Dataset extract —

»»

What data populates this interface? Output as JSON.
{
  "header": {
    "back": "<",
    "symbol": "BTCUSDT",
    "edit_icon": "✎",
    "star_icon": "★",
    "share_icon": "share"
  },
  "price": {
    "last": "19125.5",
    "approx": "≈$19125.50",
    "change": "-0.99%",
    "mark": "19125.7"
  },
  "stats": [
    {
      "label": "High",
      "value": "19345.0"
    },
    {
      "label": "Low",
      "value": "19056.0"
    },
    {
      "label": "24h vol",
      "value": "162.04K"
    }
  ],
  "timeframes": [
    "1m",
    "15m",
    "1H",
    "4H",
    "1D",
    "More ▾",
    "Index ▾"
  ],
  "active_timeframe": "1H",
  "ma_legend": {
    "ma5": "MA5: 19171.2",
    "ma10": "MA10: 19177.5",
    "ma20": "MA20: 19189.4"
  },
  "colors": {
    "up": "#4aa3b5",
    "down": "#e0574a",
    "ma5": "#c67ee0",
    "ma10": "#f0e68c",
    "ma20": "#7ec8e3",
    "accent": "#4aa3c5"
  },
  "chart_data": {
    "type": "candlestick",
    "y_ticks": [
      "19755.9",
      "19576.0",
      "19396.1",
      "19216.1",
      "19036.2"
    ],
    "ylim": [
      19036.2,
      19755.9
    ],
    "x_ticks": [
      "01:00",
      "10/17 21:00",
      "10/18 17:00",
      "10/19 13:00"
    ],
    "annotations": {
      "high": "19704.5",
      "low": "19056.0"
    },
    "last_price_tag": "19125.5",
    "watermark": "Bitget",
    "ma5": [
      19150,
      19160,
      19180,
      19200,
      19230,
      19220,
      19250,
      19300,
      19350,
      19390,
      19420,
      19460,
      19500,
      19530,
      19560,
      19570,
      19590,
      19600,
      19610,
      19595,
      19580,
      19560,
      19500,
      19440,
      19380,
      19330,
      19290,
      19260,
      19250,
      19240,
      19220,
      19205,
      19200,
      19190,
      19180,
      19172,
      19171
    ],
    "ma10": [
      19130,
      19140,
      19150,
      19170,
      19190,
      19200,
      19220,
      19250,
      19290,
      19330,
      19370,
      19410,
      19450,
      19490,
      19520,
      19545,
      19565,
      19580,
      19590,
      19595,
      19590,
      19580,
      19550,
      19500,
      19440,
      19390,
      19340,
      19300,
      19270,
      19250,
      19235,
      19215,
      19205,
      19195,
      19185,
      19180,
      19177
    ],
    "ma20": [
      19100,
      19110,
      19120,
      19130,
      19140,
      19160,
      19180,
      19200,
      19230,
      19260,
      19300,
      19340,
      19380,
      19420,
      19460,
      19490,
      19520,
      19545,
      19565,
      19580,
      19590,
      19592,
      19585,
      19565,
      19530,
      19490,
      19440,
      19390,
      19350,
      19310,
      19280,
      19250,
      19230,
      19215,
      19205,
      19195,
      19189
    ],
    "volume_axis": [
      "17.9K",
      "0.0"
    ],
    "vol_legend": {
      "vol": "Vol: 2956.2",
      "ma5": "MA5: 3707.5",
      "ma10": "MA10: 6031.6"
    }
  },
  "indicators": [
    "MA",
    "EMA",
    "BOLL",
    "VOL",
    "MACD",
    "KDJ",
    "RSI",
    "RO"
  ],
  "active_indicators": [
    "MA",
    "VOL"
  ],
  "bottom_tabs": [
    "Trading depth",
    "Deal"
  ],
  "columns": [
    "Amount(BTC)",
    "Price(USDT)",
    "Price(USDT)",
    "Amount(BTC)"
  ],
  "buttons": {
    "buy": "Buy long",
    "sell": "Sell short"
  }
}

««

Set exercise — Please restate the data word for word, every record included.

Correct output —
What data populates this interface? Output as JSON.
{
  "header": {
    "back": "<",
    "symbol": "BTCUSDT",
    "edit_icon": "✎",
    "star_icon": "★",
    "share_icon": "share"
  },
  "price": {
    "last": "19125.5",
    "approx": "≈$19125.50",
    "change": "-0.99%",
    "mark": "19125.7"
  },
  "stats": [
    {
      "label": "High",
      "value": "19345.0"
    },
    {
      "label": "Low",
      "value": "19056.0"
    },
    {
      "label": "24h vol",
      "value": "162.04K"
    }
  ],
  "timeframes": [
    "1m",
    "15m",
    "1H",
    "4H",
    "1D",
    "More ▾",
    "Index ▾"
  ],
  "active_timeframe": "1H",
  "ma_legend": {
    "ma5": "MA5: 19171.2",
    "ma10": "MA10: 19177.5",
    "ma20": "MA20: 19189.4"
  },
  "colors": {
    "up": "#4aa3b5",
    "down": "#e0574a",
    "ma5": "#c67ee0",
    "ma10": "#f0e68c",
    "ma20": "#7ec8e3",
    "accent": "#4aa3c5"
  },
  "chart_data": {
    "type": "candlestick",
    "y_ticks": [
      "19755.9",
      "19576.0",
      "19396.1",
      "19216.1",
      "19036.2"
    ],
    "ylim": [
      19036.2,
      19755.9
    ],
    "x_ticks": [
      "01:00",
      "10/17 21:00",
      "10/18 17:00",
      "10/19 13:00"
    ],
    "annotations": {
      "high": "19704.5",
      "low": "19056.0"
    },
    "last_price_tag": "19125.5",
    "watermark": "Bitget",
    "ma5": [
      19150,
      19160,
      19180,
      19200,
      19230,
      19220,
      19250,
      19300,
      19350,
      19390,
      19420,
      19460,
      19500,
      19530,
      19560,
      19570,
      19590,
      19600,
      19610,
      19595,
      19580,
      19560,
      19500,
      19440,
      19380,
      19330,
      19290,
      19260,
      19250,
      19240,
      19220,
      19205,
      19200,
      19190,
      19180,
      19172,
      19171
    ],
    "ma10": [
      19130,
      19140,
      19150,
      19170,
      19190,
      19200,
      19220,
      19250,
      19290,
      19330,
      19370,
      19410,
      19450,
      19490,
      19520,
      19545,
      19565,
      19580,
      19590,
      19595,
      19590,
      19580,
      19550,
      19500,
      19440,
      19390,
      19340,
      19300,
      19270,
      19250,
      19235,
      19215,
      19205,
      19195,
      19185,
      19180,
      19177
    ],
    "ma20": [
      19100,
      19110,
      19120,
      19130,
      19140,
      19160,
      19180,
      19200,
      19230,
      19260,
      19300,
      19340,
      19380,
      19420,
      19460,
      19490,
      19520,
      19545,
      19565,
      19580,
      19590,
      19592,
      19585,
      19565,
      19530,
      19490,
      19440,
      19390,
      19350,
      19310,
      19280,
      19250,
      19230,
      19215,
      19205,
      19195,
      19189
    ],
    "volume_axis": [
      "17.9K",
      "0.0"
    ],
    "vol_legend": {
      "vol": "Vol: 2956.2",
      "ma5": "MA5: 3707.5",
      "ma10": "MA10: 6031.6"
    }
  },
  "indicators": [
    "MA",
    "EMA",
    "BOLL",
    "VOL",
    "MACD",
    "KDJ",
    "RSI",
    "RO"
  ],
  "active_indicators": [
    "MA",
    "VOL"
  ],
  "bottom_tabs": [
    "Trading depth",
    "Deal"
  ],
  "columns": [
    "Amount(BTC)",
    "Price(USDT)",
    "Price(USDT)",
    "Amount(BTC)"
  ],
  "buttons": {
    "buy": "Buy long",
    "sell": "Sell short"
  }
}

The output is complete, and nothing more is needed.